> GIVEN INSTRUCTION:
Return each line of the data below verbatim; pictures are to be left out.

** Begin **

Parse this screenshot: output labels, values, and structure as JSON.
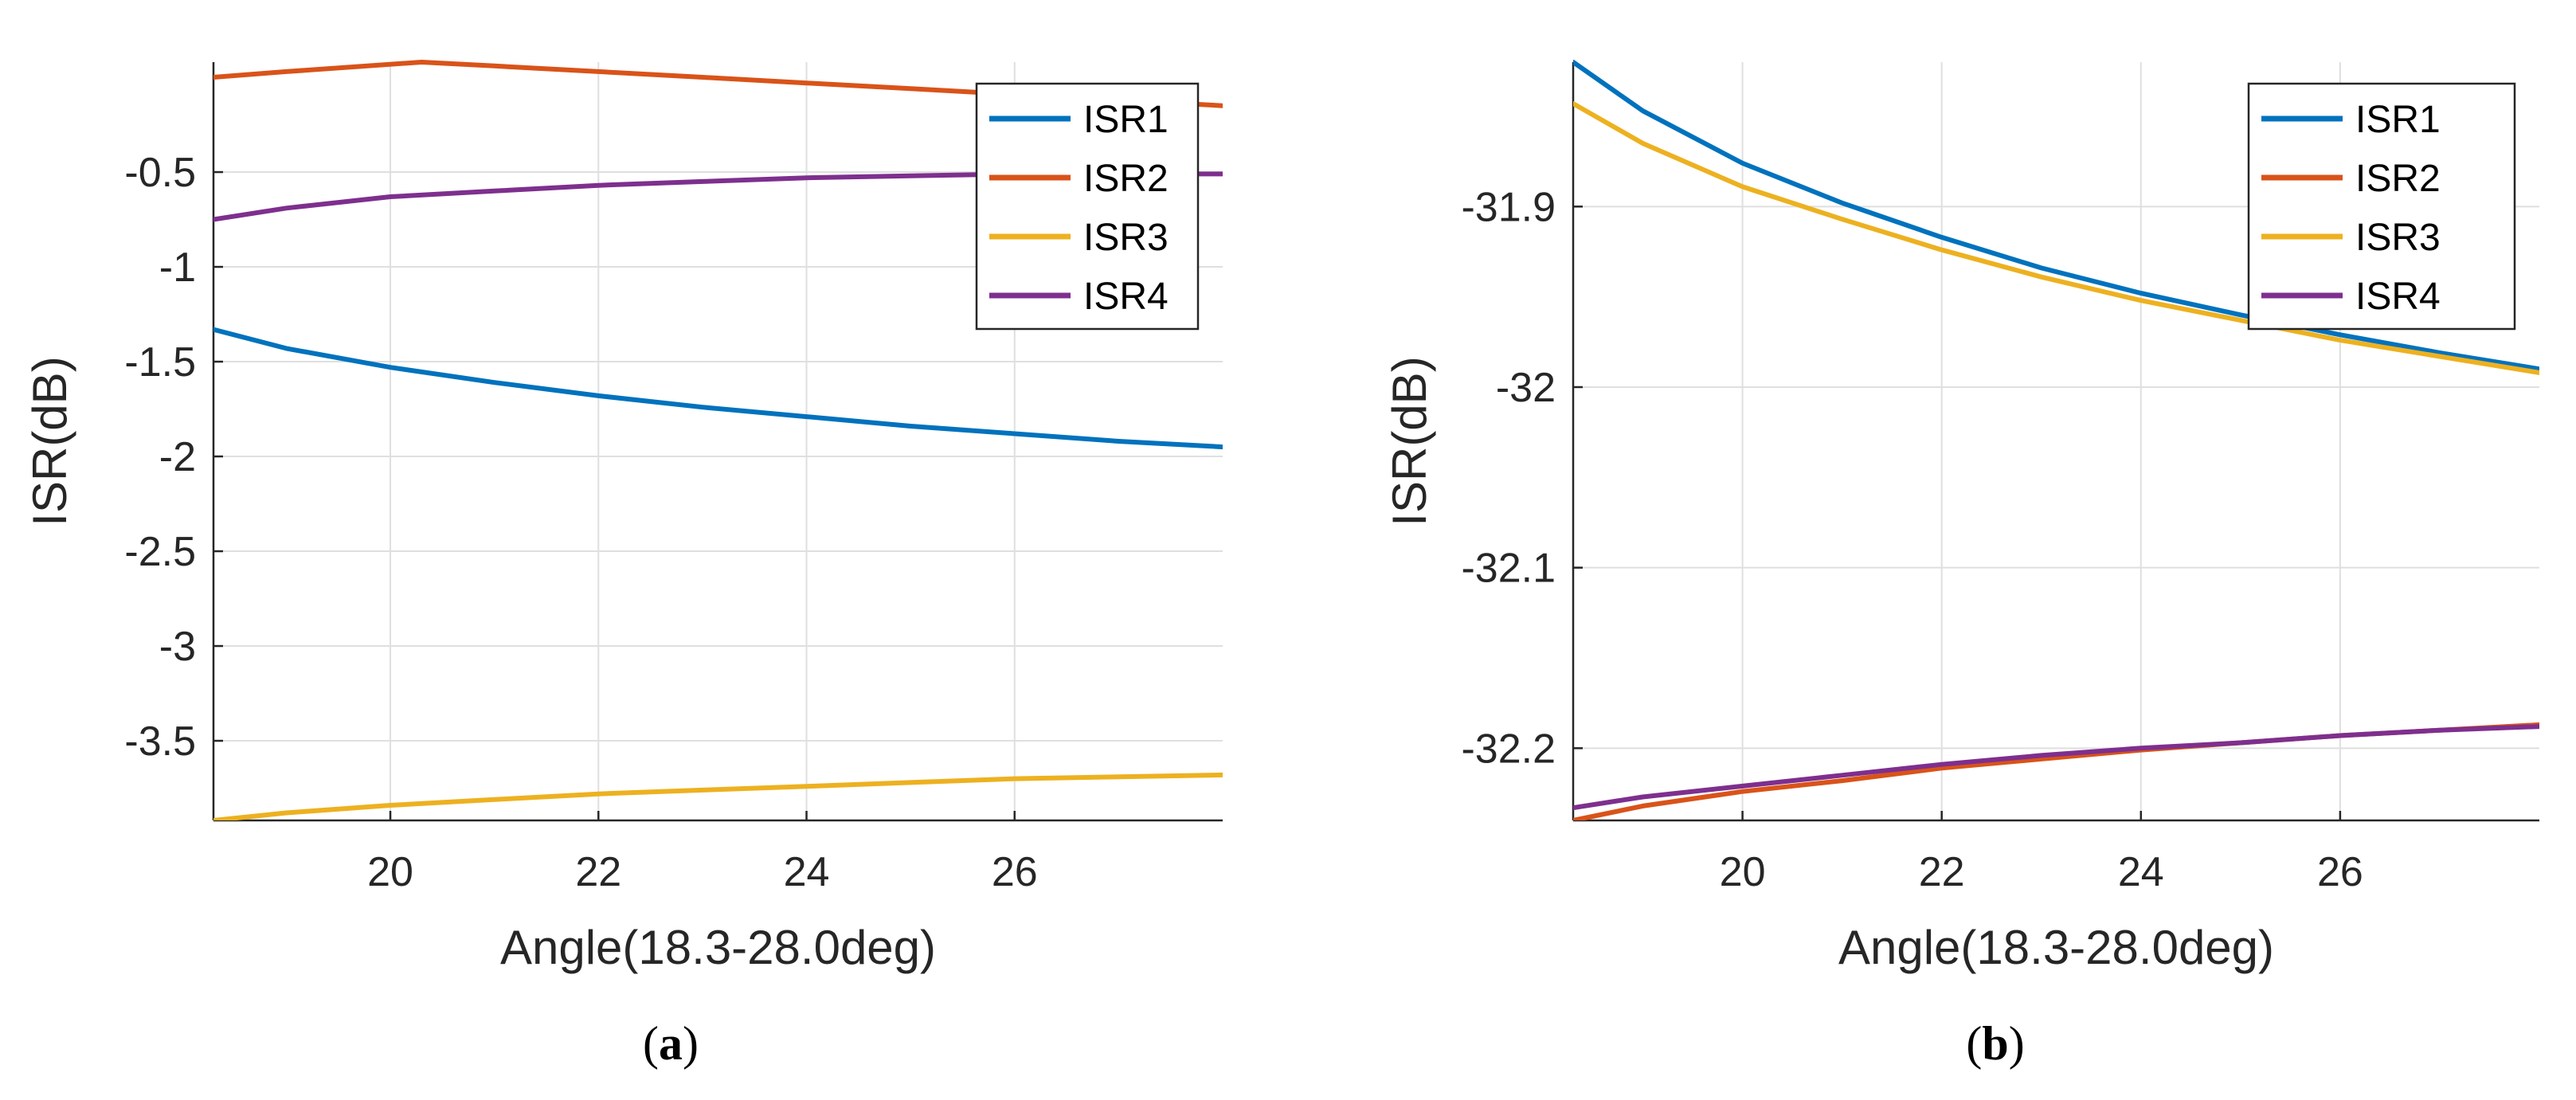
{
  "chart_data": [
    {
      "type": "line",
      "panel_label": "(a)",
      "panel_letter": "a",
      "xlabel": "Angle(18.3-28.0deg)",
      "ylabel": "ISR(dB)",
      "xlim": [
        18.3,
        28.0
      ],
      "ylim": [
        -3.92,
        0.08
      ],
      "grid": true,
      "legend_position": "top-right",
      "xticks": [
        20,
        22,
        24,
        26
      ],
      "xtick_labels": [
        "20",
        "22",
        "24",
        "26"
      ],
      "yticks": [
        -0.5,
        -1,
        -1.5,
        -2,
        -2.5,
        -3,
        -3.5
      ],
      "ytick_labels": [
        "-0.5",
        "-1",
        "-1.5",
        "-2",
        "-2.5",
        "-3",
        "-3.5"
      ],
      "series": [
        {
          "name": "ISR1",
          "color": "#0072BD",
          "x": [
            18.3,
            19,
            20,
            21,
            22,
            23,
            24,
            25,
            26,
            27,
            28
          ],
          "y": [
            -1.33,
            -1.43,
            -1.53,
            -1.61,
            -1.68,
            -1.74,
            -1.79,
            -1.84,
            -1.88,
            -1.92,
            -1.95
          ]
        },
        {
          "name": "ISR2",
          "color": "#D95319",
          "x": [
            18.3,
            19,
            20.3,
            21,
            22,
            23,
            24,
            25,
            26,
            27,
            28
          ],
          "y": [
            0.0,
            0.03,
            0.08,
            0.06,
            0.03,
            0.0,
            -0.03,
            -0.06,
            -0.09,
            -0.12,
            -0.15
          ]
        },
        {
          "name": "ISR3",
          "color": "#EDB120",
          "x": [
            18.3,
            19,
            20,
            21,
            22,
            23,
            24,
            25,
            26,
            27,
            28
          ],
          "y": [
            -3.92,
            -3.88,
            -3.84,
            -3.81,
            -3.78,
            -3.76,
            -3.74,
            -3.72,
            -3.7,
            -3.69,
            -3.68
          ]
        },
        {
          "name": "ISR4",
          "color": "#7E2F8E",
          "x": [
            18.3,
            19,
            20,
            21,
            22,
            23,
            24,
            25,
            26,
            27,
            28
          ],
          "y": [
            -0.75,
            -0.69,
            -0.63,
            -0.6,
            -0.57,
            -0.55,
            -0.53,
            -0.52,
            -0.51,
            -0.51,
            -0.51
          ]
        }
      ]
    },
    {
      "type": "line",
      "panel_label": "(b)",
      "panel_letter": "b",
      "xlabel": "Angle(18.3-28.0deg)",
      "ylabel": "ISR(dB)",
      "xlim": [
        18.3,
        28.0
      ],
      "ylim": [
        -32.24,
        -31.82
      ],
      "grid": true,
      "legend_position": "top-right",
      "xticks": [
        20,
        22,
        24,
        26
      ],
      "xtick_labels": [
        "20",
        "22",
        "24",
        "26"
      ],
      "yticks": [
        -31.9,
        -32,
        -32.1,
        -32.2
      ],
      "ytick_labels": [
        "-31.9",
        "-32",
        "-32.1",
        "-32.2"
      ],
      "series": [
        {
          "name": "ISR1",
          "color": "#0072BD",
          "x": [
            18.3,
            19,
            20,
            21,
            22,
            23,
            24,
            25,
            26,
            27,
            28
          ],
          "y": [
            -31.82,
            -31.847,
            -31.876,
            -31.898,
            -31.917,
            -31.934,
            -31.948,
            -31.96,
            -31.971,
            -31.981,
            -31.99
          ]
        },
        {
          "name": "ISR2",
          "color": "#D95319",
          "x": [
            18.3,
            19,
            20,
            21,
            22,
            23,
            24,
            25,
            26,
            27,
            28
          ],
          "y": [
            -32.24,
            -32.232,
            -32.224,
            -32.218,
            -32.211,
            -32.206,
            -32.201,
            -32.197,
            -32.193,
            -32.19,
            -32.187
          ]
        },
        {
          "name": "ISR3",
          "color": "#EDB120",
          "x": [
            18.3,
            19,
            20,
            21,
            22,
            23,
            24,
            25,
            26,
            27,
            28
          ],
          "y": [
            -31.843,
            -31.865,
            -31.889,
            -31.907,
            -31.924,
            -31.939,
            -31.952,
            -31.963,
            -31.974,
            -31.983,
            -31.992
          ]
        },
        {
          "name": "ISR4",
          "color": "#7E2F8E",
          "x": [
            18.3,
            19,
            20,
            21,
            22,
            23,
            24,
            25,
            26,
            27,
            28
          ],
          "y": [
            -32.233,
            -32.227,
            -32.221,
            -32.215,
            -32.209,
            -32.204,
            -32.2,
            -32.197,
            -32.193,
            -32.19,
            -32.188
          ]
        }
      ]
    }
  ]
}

** End **

> RESULT FOR THIS EXERCISE:
Parse this screenshot: output labels, values, and structure as JSON.
{
  "chart_data": [
    {
      "type": "line",
      "panel_label": "(a)",
      "panel_letter": "a",
      "xlabel": "Angle(18.3-28.0deg)",
      "ylabel": "ISR(dB)",
      "xlim": [
        18.3,
        28.0
      ],
      "ylim": [
        -3.92,
        0.08
      ],
      "grid": true,
      "legend_position": "top-right",
      "xticks": [
        20,
        22,
        24,
        26
      ],
      "xtick_labels": [
        "20",
        "22",
        "24",
        "26"
      ],
      "yticks": [
        -0.5,
        -1,
        -1.5,
        -2,
        -2.5,
        -3,
        -3.5
      ],
      "ytick_labels": [
        "-0.5",
        "-1",
        "-1.5",
        "-2",
        "-2.5",
        "-3",
        "-3.5"
      ],
      "series": [
        {
          "name": "ISR1",
          "color": "#0072BD",
          "x": [
            18.3,
            19,
            20,
            21,
            22,
            23,
            24,
            25,
            26,
            27,
            28
          ],
          "y": [
            -1.33,
            -1.43,
            -1.53,
            -1.61,
            -1.68,
            -1.74,
            -1.79,
            -1.84,
            -1.88,
            -1.92,
            -1.95
          ]
        },
        {
          "name": "ISR2",
          "color": "#D95319",
          "x": [
            18.3,
            19,
            20.3,
            21,
            22,
            23,
            24,
            25,
            26,
            27,
            28
          ],
          "y": [
            0.0,
            0.03,
            0.08,
            0.06,
            0.03,
            0.0,
            -0.03,
            -0.06,
            -0.09,
            -0.12,
            -0.15
          ]
        },
        {
          "name": "ISR3",
          "color": "#EDB120",
          "x": [
            18.3,
            19,
            20,
            21,
            22,
            23,
            24,
            25,
            26,
            27,
            28
          ],
          "y": [
            -3.92,
            -3.88,
            -3.84,
            -3.81,
            -3.78,
            -3.76,
            -3.74,
            -3.72,
            -3.7,
            -3.69,
            -3.68
          ]
        },
        {
          "name": "ISR4",
          "color": "#7E2F8E",
          "x": [
            18.3,
            19,
            20,
            21,
            22,
            23,
            24,
            25,
            26,
            27,
            28
          ],
          "y": [
            -0.75,
            -0.69,
            -0.63,
            -0.6,
            -0.57,
            -0.55,
            -0.53,
            -0.52,
            -0.51,
            -0.51,
            -0.51
          ]
        }
      ]
    },
    {
      "type": "line",
      "panel_label": "(b)",
      "panel_letter": "b",
      "xlabel": "Angle(18.3-28.0deg)",
      "ylabel": "ISR(dB)",
      "xlim": [
        18.3,
        28.0
      ],
      "ylim": [
        -32.24,
        -31.82
      ],
      "grid": true,
      "legend_position": "top-right",
      "xticks": [
        20,
        22,
        24,
        26
      ],
      "xtick_labels": [
        "20",
        "22",
        "24",
        "26"
      ],
      "yticks": [
        -31.9,
        -32,
        -32.1,
        -32.2
      ],
      "ytick_labels": [
        "-31.9",
        "-32",
        "-32.1",
        "-32.2"
      ],
      "series": [
        {
          "name": "ISR1",
          "color": "#0072BD",
          "x": [
            18.3,
            19,
            20,
            21,
            22,
            23,
            24,
            25,
            26,
            27,
            28
          ],
          "y": [
            -31.82,
            -31.847,
            -31.876,
            -31.898,
            -31.917,
            -31.934,
            -31.948,
            -31.96,
            -31.971,
            -31.981,
            -31.99
          ]
        },
        {
          "name": "ISR2",
          "color": "#D95319",
          "x": [
            18.3,
            19,
            20,
            21,
            22,
            23,
            24,
            25,
            26,
            27,
            28
          ],
          "y": [
            -32.24,
            -32.232,
            -32.224,
            -32.218,
            -32.211,
            -32.206,
            -32.201,
            -32.197,
            -32.193,
            -32.19,
            -32.187
          ]
        },
        {
          "name": "ISR3",
          "color": "#EDB120",
          "x": [
            18.3,
            19,
            20,
            21,
            22,
            23,
            24,
            25,
            26,
            27,
            28
          ],
          "y": [
            -31.843,
            -31.865,
            -31.889,
            -31.907,
            -31.924,
            -31.939,
            -31.952,
            -31.963,
            -31.974,
            -31.983,
            -31.992
          ]
        },
        {
          "name": "ISR4",
          "color": "#7E2F8E",
          "x": [
            18.3,
            19,
            20,
            21,
            22,
            23,
            24,
            25,
            26,
            27,
            28
          ],
          "y": [
            -32.233,
            -32.227,
            -32.221,
            -32.215,
            -32.209,
            -32.204,
            -32.2,
            -32.197,
            -32.193,
            -32.19,
            -32.188
          ]
        }
      ]
    }
  ]
}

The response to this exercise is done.